#### Work required
Locate the word "with" in the entries below, then gather every line that holds it.

## BEGIN Data extract

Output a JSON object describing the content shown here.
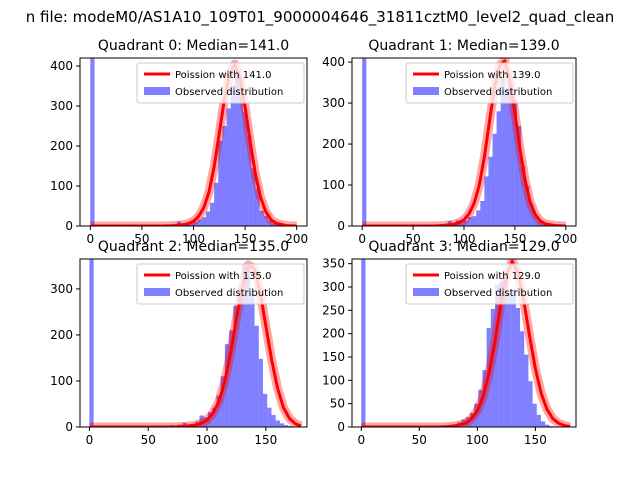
{
  "suptitle": "n file: modeM0/AS1A10_109T01_9000004646_31811cztM0_level2_quad_clean",
  "colors": {
    "fit": "#ff0000",
    "fit_halo": "#ff0000",
    "observed": "#0000ff"
  },
  "chart_data": [
    {
      "type": "bar",
      "title": "Quadrant 0: Median=141.0",
      "median": 141.0,
      "legend": [
        "Poission with 141.0",
        "Observed distribution"
      ],
      "legend_position": "top-right",
      "xlim": [
        -10,
        210
      ],
      "ylim": [
        0,
        420
      ],
      "xticks": [
        0,
        50,
        100,
        150,
        200
      ],
      "yticks": [
        0,
        100,
        200,
        300,
        400
      ],
      "bin_width": 4.1,
      "observed": {
        "x": [
          0,
          4,
          8,
          12,
          16,
          20,
          24,
          28,
          32,
          36,
          40,
          44,
          48,
          52,
          56,
          60,
          64,
          68,
          72,
          76,
          80,
          84,
          88,
          92,
          96,
          100,
          104,
          108,
          112,
          116,
          120,
          124,
          128,
          132,
          136,
          140,
          144,
          148,
          152,
          156,
          160,
          164,
          168,
          172,
          176,
          180,
          184,
          188,
          192,
          196,
          200,
          204
        ],
        "values": [
          420,
          2,
          1,
          2,
          2,
          1,
          1,
          3,
          2,
          4,
          3,
          2,
          2,
          3,
          2,
          3,
          3,
          2,
          2,
          3,
          3,
          11,
          5,
          9,
          8,
          11,
          16,
          22,
          36,
          58,
          108,
          213,
          250,
          294,
          351,
          378,
          344,
          286,
          227,
          144,
          93,
          38,
          25,
          14,
          8,
          6,
          4,
          3,
          3,
          2,
          1,
          1
        ]
      },
      "fit": {
        "x": [
          0,
          10,
          20,
          30,
          40,
          50,
          60,
          70,
          80,
          90,
          95,
          100,
          105,
          110,
          115,
          120,
          125,
          130,
          135,
          140,
          145,
          150,
          155,
          160,
          165,
          170,
          175,
          180,
          190,
          200
        ],
        "values": [
          0,
          0,
          0,
          0,
          0,
          0,
          0,
          0,
          1,
          3,
          6,
          12,
          24,
          46,
          85,
          148,
          232,
          318,
          378,
          405,
          370,
          298,
          210,
          130,
          72,
          36,
          16,
          7,
          1,
          0
        ]
      }
    },
    {
      "type": "bar",
      "title": "Quadrant 1: Median=139.0",
      "median": 139.0,
      "legend": [
        "Poission with 139.0",
        "Observed distribution"
      ],
      "legend_position": "top-right",
      "xlim": [
        -10,
        210
      ],
      "ylim": [
        0,
        410
      ],
      "xticks": [
        0,
        50,
        100,
        150,
        200
      ],
      "yticks": [
        0,
        100,
        200,
        300,
        400
      ],
      "bin_width": 4.1,
      "observed": {
        "x": [
          0,
          4,
          8,
          12,
          16,
          20,
          24,
          28,
          32,
          36,
          40,
          44,
          48,
          52,
          56,
          60,
          64,
          68,
          72,
          76,
          80,
          84,
          88,
          92,
          96,
          100,
          104,
          108,
          112,
          116,
          120,
          124,
          128,
          132,
          136,
          140,
          144,
          148,
          152,
          156,
          160,
          164,
          168,
          172,
          176,
          180,
          184,
          188,
          192,
          196,
          200,
          204
        ],
        "values": [
          410,
          3,
          2,
          3,
          1,
          2,
          1,
          2,
          3,
          2,
          3,
          2,
          4,
          3,
          2,
          4,
          3,
          3,
          4,
          5,
          6,
          12,
          8,
          14,
          10,
          13,
          22,
          24,
          38,
          61,
          121,
          169,
          225,
          280,
          361,
          336,
          349,
          307,
          244,
          146,
          98,
          54,
          28,
          12,
          6,
          4,
          3,
          2,
          2,
          1,
          1,
          1
        ]
      },
      "fit": {
        "x": [
          0,
          10,
          20,
          30,
          40,
          50,
          60,
          70,
          80,
          90,
          95,
          100,
          105,
          110,
          115,
          120,
          125,
          130,
          135,
          140,
          145,
          150,
          155,
          160,
          165,
          170,
          175,
          180,
          190,
          200
        ],
        "values": [
          0,
          0,
          0,
          0,
          0,
          0,
          0,
          0,
          1,
          4,
          8,
          15,
          30,
          56,
          100,
          168,
          255,
          338,
          392,
          403,
          355,
          275,
          188,
          112,
          58,
          28,
          12,
          5,
          1,
          0
        ]
      }
    },
    {
      "type": "bar",
      "title": "Quadrant 2: Median=135.0",
      "median": 135.0,
      "legend": [
        "Poission with 135.0",
        "Observed distribution"
      ],
      "legend_position": "top-right",
      "xlim": [
        -8,
        185
      ],
      "ylim": [
        0,
        365
      ],
      "xticks": [
        0,
        50,
        100,
        150
      ],
      "yticks": [
        0,
        100,
        200,
        300
      ],
      "bin_width": 3.6,
      "observed": {
        "x": [
          0,
          3.6,
          7.2,
          10.8,
          14.4,
          18,
          21.6,
          25.2,
          28.8,
          32.4,
          36,
          39.6,
          43.2,
          46.8,
          50.4,
          54,
          57.6,
          61.2,
          64.8,
          68.4,
          72,
          75.6,
          79.2,
          82.8,
          86.4,
          90,
          93.6,
          97.2,
          100.8,
          104.4,
          108,
          111.6,
          115.2,
          118.8,
          122.4,
          126,
          129.6,
          133.2,
          136.8,
          140.4,
          144,
          147.6,
          151.2,
          154.8,
          158.4,
          162,
          165.6,
          169.2,
          172.8,
          176.4
        ],
        "values": [
          365,
          1,
          1,
          2,
          1,
          1,
          2,
          2,
          1,
          2,
          2,
          3,
          2,
          2,
          3,
          3,
          2,
          3,
          3,
          4,
          3,
          5,
          9,
          5,
          7,
          12,
          25,
          21,
          32,
          42,
          68,
          110,
          180,
          210,
          263,
          282,
          355,
          348,
          290,
          220,
          148,
          72,
          42,
          26,
          14,
          8,
          4,
          2,
          1,
          1
        ]
      },
      "fit": {
        "x": [
          0,
          10,
          20,
          30,
          40,
          50,
          60,
          70,
          80,
          90,
          95,
          100,
          105,
          110,
          115,
          120,
          125,
          130,
          135,
          140,
          145,
          150,
          155,
          160,
          165,
          170,
          175,
          180
        ],
        "values": [
          0,
          0,
          0,
          0,
          0,
          0,
          0,
          0,
          1,
          4,
          8,
          15,
          30,
          55,
          98,
          160,
          235,
          305,
          352,
          345,
          295,
          220,
          145,
          84,
          42,
          19,
          7,
          2
        ]
      }
    },
    {
      "type": "bar",
      "title": "Quadrant 3: Median=129.0",
      "median": 129.0,
      "legend": [
        "Poission with 129.0",
        "Observed distribution"
      ],
      "legend_position": "top-right",
      "xlim": [
        -8,
        185
      ],
      "ylim": [
        0,
        360
      ],
      "xticks": [
        0,
        50,
        100,
        150
      ],
      "yticks": [
        0,
        50,
        100,
        150,
        200,
        250,
        300,
        350
      ],
      "bin_width": 3.6,
      "observed": {
        "x": [
          0,
          3.6,
          7.2,
          10.8,
          14.4,
          18,
          21.6,
          25.2,
          28.8,
          32.4,
          36,
          39.6,
          43.2,
          46.8,
          50.4,
          54,
          57.6,
          61.2,
          64.8,
          68.4,
          72,
          75.6,
          79.2,
          82.8,
          86.4,
          90,
          93.6,
          97.2,
          100.8,
          104.4,
          108,
          111.6,
          115.2,
          118.8,
          122.4,
          126,
          129.6,
          133.2,
          136.8,
          140.4,
          144,
          147.6,
          151.2,
          154.8,
          158.4,
          162,
          165.6,
          169.2,
          172.8,
          176.4
        ],
        "values": [
          360,
          1,
          1,
          1,
          2,
          1,
          1,
          2,
          2,
          1,
          2,
          2,
          2,
          3,
          2,
          3,
          3,
          2,
          3,
          4,
          3,
          5,
          6,
          10,
          16,
          21,
          30,
          50,
          80,
          122,
          212,
          253,
          305,
          312,
          318,
          286,
          295,
          255,
          205,
          155,
          98,
          50,
          26,
          12,
          5,
          2,
          1,
          1,
          1,
          0
        ]
      },
      "fit": {
        "x": [
          0,
          10,
          20,
          30,
          40,
          50,
          60,
          70,
          80,
          90,
          95,
          100,
          105,
          110,
          115,
          120,
          125,
          130,
          135,
          140,
          145,
          150,
          155,
          160,
          165,
          170,
          175,
          180
        ],
        "values": [
          0,
          0,
          0,
          0,
          0,
          0,
          0,
          0,
          2,
          8,
          18,
          35,
          65,
          115,
          180,
          260,
          325,
          355,
          330,
          270,
          195,
          125,
          72,
          38,
          18,
          8,
          3,
          1
        ]
      }
    }
  ]
}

## END Data extract

#### Response to the exercise
        "Poission with 141.0",
        "Poission with 139.0",
        "Poission with 135.0",
        "Poission with 129.0",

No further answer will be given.